→ EXERCISE
Which lines hold the string "发电机机油燃油"? Copy every one of them.

→ MATERIAL FOR THIS TASK
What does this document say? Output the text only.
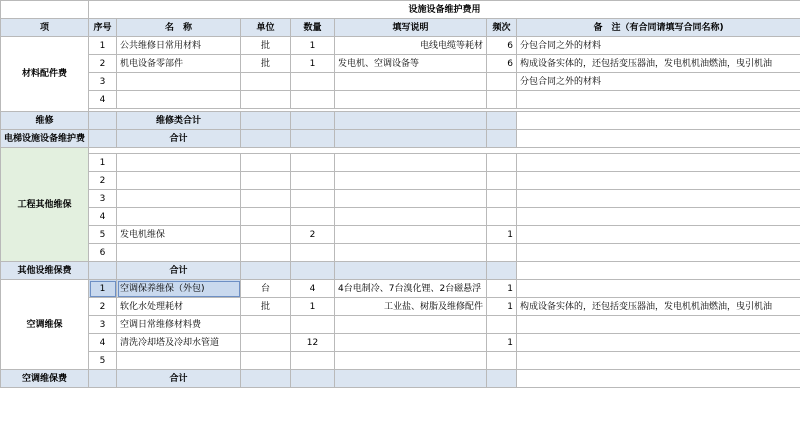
	设施设备维护费用						
项	序号	名　称	单位	数量	填写说明	频次	备　注（有合同请填写合同名称)
材料配件费	1	公共维修日常用材料	批	1	电线电缆等耗材	6	分包合同之外的材料
	2	机电设备零部件	批	1	发电机、空调设备等	6	构成设备实体的，还包括变压器油，发电机机油燃油，曳引机油
	3						分包合同之外的材料
	4						

维修		维修类合计					
电梯设施设备维护费		合计					
工程其他维保							
	1						
	2						
	3						
	4						
	5	发电机维保		2		1	
	6						
其他设维保费		合计					
空调维保	1	空调保养维保（外包)	台	4	4台电制冷、7台溴化锂、2台磁悬浮	1	
	2	软化水处理耗材	批	1	工业盐、树脂及维修配件	1	构成设备实体的，还包括变压器油，发电机机油燃油，曳引机油
	3	空调日常维修材料费					
	4	清洗冷却塔及冷却水管道		12		1	
	5						
空调维保费		合计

→ EXERCISE RESPONSE
	2	机电设备零部件	批	1	发电机、空调设备等	6	构成设备实体的，还包括变压器油，发电机机油燃油，曳引机油
	2	软化水处理耗材	批	1	工业盐、树脂及维修配件	1	构成设备实体的，还包括变压器油，发电机机油燃油，曳引机油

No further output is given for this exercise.